Video by Goldfrapp
- Released: 27 September 2004
- Label: Mute
- Director: Mark Rainsforth; Richard Bell;

= Wonderful Electric: Live in London =

Wonderful Electric: Live in London is a video recording by English electronic music duo Goldfrapp. It was released on DVD on 27 September 2004 by Mute Records. A four-track extended play was released digitally on the same day.

==DVD track listing==
Disc one: Live at Somerset House, 13 July 2003
1. "Deep Honey"
2. "Human"
3. "Lovely Head"
4. "Crystalline Green"
5. "Train"
6. "Utopia"
7. "Tiptoe"
8. "Deer Stop"
9. "Twist"
10. "Strict Machine"
11. "Pilots"
12. "Slippage"

→ PROBLEM:
Answer these questions from the Wonderful Electric text:
(a) Which record label released the DVD?
(b) Where and on what date was disc one recorded?
(c) What song is track 10 on the DVD?
The items after the Wonderful Electric text have nothing to do with it.

Rows from a layout dataset:
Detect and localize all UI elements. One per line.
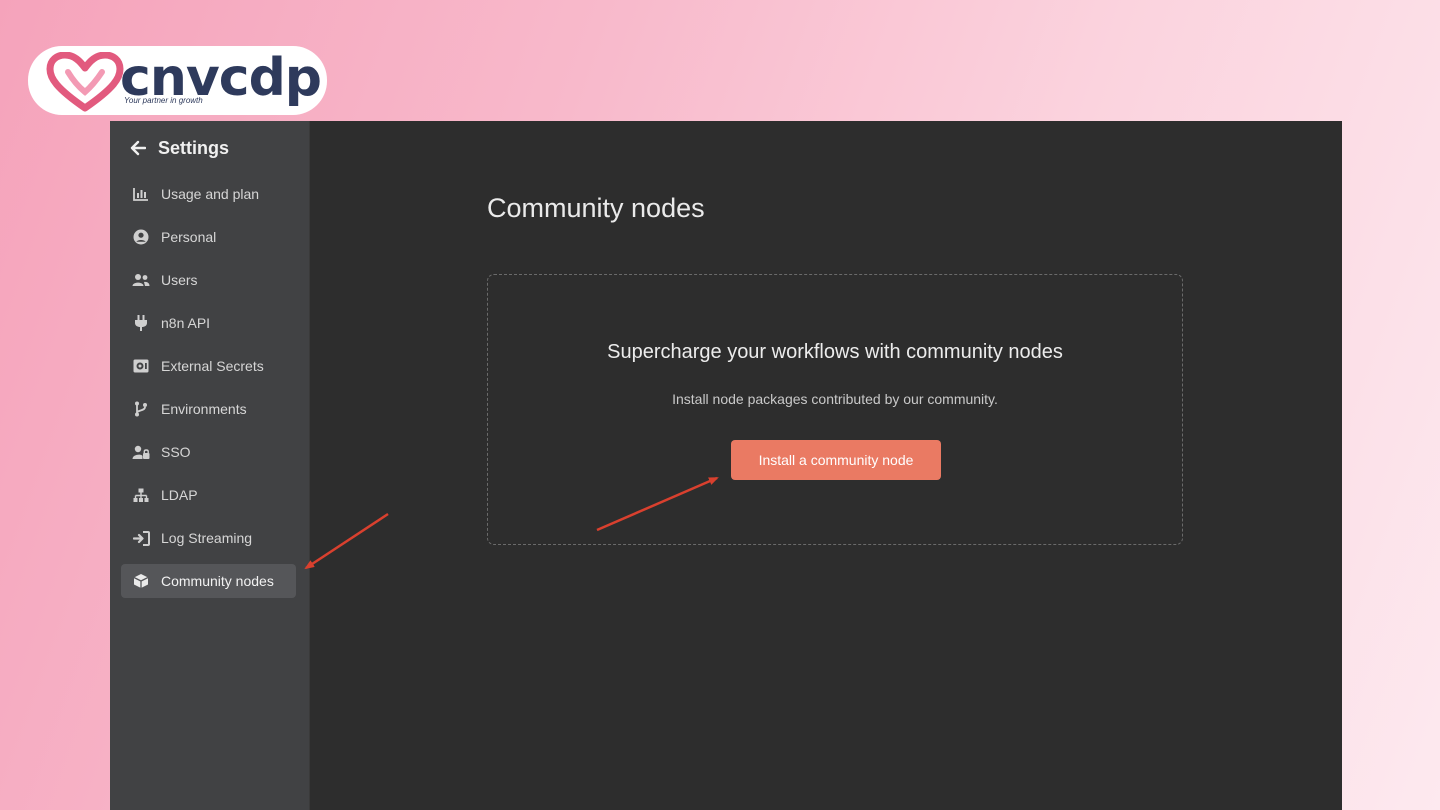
sidebar-item-label: Personal <box>161 229 217 245</box>
empty-state-description: Install node packages contributed by our… <box>672 391 998 407</box>
page-title: Community nodes <box>487 193 705 223</box>
sidebar-item-environments[interactable]: Environments <box>121 392 296 426</box>
settings-sidebar: Settings Usage and plan Personal Users n <box>110 121 310 810</box>
sidebar-item-ldap[interactable]: LDAP <box>121 478 296 512</box>
heart-logo-icon <box>46 52 124 112</box>
sidebar-item-sso[interactable]: SSO <box>121 435 296 469</box>
sidebar-item-n8n-api[interactable]: n8n API <box>121 306 296 340</box>
sidebar-item-community-nodes[interactable]: Community nodes <box>121 564 296 598</box>
settings-back-button[interactable]: Settings <box>130 135 229 161</box>
sidebar-item-log-streaming[interactable]: Log Streaming <box>121 521 296 555</box>
community-nodes-empty-state: Supercharge your workflows with communit… <box>487 274 1183 545</box>
users-icon <box>132 271 150 289</box>
plug-icon <box>132 314 150 332</box>
empty-state-heading: Supercharge your workflows with communit… <box>607 341 1063 363</box>
user-lock-icon <box>132 443 150 461</box>
main-content: Community nodes Supercharge your workflo… <box>310 121 1342 810</box>
sidebar-item-users[interactable]: Users <box>121 263 296 297</box>
sidebar-item-label: Environments <box>161 401 247 417</box>
sidebar-item-label: n8n API <box>161 315 211 331</box>
arrow-left-icon <box>130 140 146 156</box>
sidebar-item-external-secrets[interactable]: External Secrets <box>121 349 296 383</box>
install-community-node-button[interactable]: Install a community node <box>731 440 941 480</box>
user-circle-icon <box>132 228 150 246</box>
sidebar-item-label: Usage and plan <box>161 186 260 202</box>
cube-icon <box>132 572 150 590</box>
vault-icon <box>132 357 150 375</box>
sidebar-item-label: Users <box>161 272 198 288</box>
git-branch-icon <box>132 400 150 418</box>
sidebar-item-label: External Secrets <box>161 358 264 374</box>
sidebar-item-personal[interactable]: Personal <box>121 220 296 254</box>
sign-in-icon <box>132 529 150 547</box>
bar-chart-icon <box>132 185 150 203</box>
network-icon <box>132 486 150 504</box>
brand-tagline: Your partner in growth <box>124 96 203 105</box>
brand-logo: cnvcdp Your partner in growth <box>28 46 327 115</box>
sidebar-item-usage-and-plan[interactable]: Usage and plan <box>121 177 296 211</box>
sidebar-item-label: Log Streaming <box>161 530 253 546</box>
settings-window: Settings Usage and plan Personal Users n <box>110 121 1342 810</box>
sidebar-item-label: Community nodes <box>161 573 274 589</box>
sidebar-item-label: LDAP <box>161 487 198 503</box>
sidebar-item-label: SSO <box>161 444 191 460</box>
settings-title: Settings <box>158 137 230 158</box>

→ RESPONSE BELOW:
(a) Mute Records
(b) Somerset House, 13 July 2003
(c) "Strict Machine"